Data entries for graphics
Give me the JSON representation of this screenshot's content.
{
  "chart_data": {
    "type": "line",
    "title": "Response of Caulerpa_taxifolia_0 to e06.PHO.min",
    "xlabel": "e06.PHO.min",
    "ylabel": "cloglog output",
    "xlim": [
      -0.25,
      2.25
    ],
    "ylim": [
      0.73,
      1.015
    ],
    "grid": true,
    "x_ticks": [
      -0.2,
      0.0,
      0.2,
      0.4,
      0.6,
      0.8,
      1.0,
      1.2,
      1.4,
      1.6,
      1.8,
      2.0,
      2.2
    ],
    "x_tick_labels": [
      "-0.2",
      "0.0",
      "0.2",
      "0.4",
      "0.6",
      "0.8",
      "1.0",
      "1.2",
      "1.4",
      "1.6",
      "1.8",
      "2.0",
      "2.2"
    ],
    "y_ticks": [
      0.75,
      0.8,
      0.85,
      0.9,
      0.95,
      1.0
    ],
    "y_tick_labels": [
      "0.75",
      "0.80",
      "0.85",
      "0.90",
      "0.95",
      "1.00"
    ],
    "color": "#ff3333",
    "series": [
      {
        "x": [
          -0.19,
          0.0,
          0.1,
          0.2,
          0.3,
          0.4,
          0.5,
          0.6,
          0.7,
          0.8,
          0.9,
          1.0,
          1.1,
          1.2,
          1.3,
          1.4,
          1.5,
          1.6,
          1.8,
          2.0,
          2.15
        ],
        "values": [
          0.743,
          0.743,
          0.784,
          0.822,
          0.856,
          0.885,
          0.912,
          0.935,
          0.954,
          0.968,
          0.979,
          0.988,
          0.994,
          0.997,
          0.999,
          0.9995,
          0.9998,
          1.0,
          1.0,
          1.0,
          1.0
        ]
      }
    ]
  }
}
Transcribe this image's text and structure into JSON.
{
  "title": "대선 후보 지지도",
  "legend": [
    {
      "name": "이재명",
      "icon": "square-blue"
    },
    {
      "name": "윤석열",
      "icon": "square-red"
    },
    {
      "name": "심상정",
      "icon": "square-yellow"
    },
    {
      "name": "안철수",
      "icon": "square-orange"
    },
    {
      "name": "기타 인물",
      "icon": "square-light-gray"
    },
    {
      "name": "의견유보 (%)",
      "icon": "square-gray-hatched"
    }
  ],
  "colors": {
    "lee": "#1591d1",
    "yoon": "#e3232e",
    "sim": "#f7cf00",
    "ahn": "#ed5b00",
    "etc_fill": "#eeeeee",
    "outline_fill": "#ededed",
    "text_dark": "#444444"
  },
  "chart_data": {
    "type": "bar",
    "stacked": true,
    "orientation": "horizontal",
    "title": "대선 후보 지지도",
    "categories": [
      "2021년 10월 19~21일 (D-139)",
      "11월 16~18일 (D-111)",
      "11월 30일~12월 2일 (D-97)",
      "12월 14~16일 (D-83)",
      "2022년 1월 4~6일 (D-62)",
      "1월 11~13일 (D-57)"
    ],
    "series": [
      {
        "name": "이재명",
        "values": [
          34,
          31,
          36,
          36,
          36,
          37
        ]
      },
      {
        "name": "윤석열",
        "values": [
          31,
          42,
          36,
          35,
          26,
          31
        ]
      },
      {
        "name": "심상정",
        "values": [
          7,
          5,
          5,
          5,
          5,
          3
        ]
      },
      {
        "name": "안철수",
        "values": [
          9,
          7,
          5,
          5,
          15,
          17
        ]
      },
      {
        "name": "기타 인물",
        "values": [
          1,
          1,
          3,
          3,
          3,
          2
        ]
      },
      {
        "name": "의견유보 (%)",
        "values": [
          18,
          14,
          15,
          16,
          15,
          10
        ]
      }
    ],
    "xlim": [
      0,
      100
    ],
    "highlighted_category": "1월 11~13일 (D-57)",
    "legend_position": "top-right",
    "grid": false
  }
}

● **DIRECTION**
Make a verbatim copy of every entry shown above.

● **RESULT FOR THIS TASK**
Give me the JSON representation of this screenshot's content.
{
  "chart_data": {
    "type": "line",
    "title": "Response of Caulerpa_taxifolia_0 to e06.PHO.min",
    "xlabel": "e06.PHO.min",
    "ylabel": "cloglog output",
    "xlim": [
      -0.25,
      2.25
    ],
    "ylim": [
      0.73,
      1.015
    ],
    "grid": true,
    "x_ticks": [
      -0.2,
      0.0,
      0.2,
      0.4,
      0.6,
      0.8,
      1.0,
      1.2,
      1.4,
      1.6,
      1.8,
      2.0,
      2.2
    ],
    "x_tick_labels": [
      "-0.2",
      "0.0",
      "0.2",
      "0.4",
      "0.6",
      "0.8",
      "1.0",
      "1.2",
      "1.4",
      "1.6",
      "1.8",
      "2.0",
      "2.2"
    ],
    "y_ticks": [
      0.75,
      0.8,
      0.85,
      0.9,
      0.95,
      1.0
    ],
    "y_tick_labels": [
      "0.75",
      "0.80",
      "0.85",
      "0.90",
      "0.95",
      "1.00"
    ],
    "color": "#ff3333",
    "series": [
      {
        "x": [
          -0.19,
          0.0,
          0.1,
          0.2,
          0.3,
          0.4,
          0.5,
          0.6,
          0.7,
          0.8,
          0.9,
          1.0,
          1.1,
          1.2,
          1.3,
          1.4,
          1.5,
          1.6,
          1.8,
          2.0,
          2.15
        ],
        "values": [
          0.743,
          0.743,
          0.784,
          0.822,
          0.856,
          0.885,
          0.912,
          0.935,
          0.954,
          0.968,
          0.979,
          0.988,
          0.994,
          0.997,
          0.999,
          0.9995,
          0.9998,
          1.0,
          1.0,
          1.0,
          1.0
        ]
      }
    ]
  }
}
Transcribe this image's text and structure into JSON.
{
  "title": "대선 후보 지지도",
  "legend": [
    {
      "name": "이재명",
      "icon": "square-blue"
    },
    {
      "name": "윤석열",
      "icon": "square-red"
    },
    {
      "name": "심상정",
      "icon": "square-yellow"
    },
    {
      "name": "안철수",
      "icon": "square-orange"
    },
    {
      "name": "기타 인물",
      "icon": "square-light-gray"
    },
    {
      "name": "의견유보 (%)",
      "icon": "square-gray-hatched"
    }
  ],
  "colors": {
    "lee": "#1591d1",
    "yoon": "#e3232e",
    "sim": "#f7cf00",
    "ahn": "#ed5b00",
    "etc_fill": "#eeeeee",
    "outline_fill": "#ededed",
    "text_dark": "#444444"
  },
  "chart_data": {
    "type": "bar",
    "stacked": true,
    "orientation": "horizontal",
    "title": "대선 후보 지지도",
    "categories": [
      "2021년 10월 19~21일 (D-139)",
      "11월 16~18일 (D-111)",
      "11월 30일~12월 2일 (D-97)",
      "12월 14~16일 (D-83)",
      "2022년 1월 4~6일 (D-62)",
      "1월 11~13일 (D-57)"
    ],
    "series": [
      {
        "name": "이재명",
        "values": [
          34,
          31,
          36,
          36,
          36,
          37
        ]
      },
      {
        "name": "윤석열",
        "values": [
          31,
          42,
          36,
          35,
          26,
          31
        ]
      },
      {
        "name": "심상정",
        "values": [
          7,
          5,
          5,
          5,
          5,
          3
        ]
      },
      {
        "name": "안철수",
        "values": [
          9,
          7,
          5,
          5,
          15,
          17
        ]
      },
      {
        "name": "기타 인물",
        "values": [
          1,
          1,
          3,
          3,
          3,
          2
        ]
      },
      {
        "name": "의견유보 (%)",
        "values": [
          18,
          14,
          15,
          16,
          15,
          10
        ]
      }
    ],
    "xlim": [
      0,
      100
    ],
    "highlighted_category": "1월 11~13일 (D-57)",
    "legend_position": "top-right",
    "grid": false
  }
}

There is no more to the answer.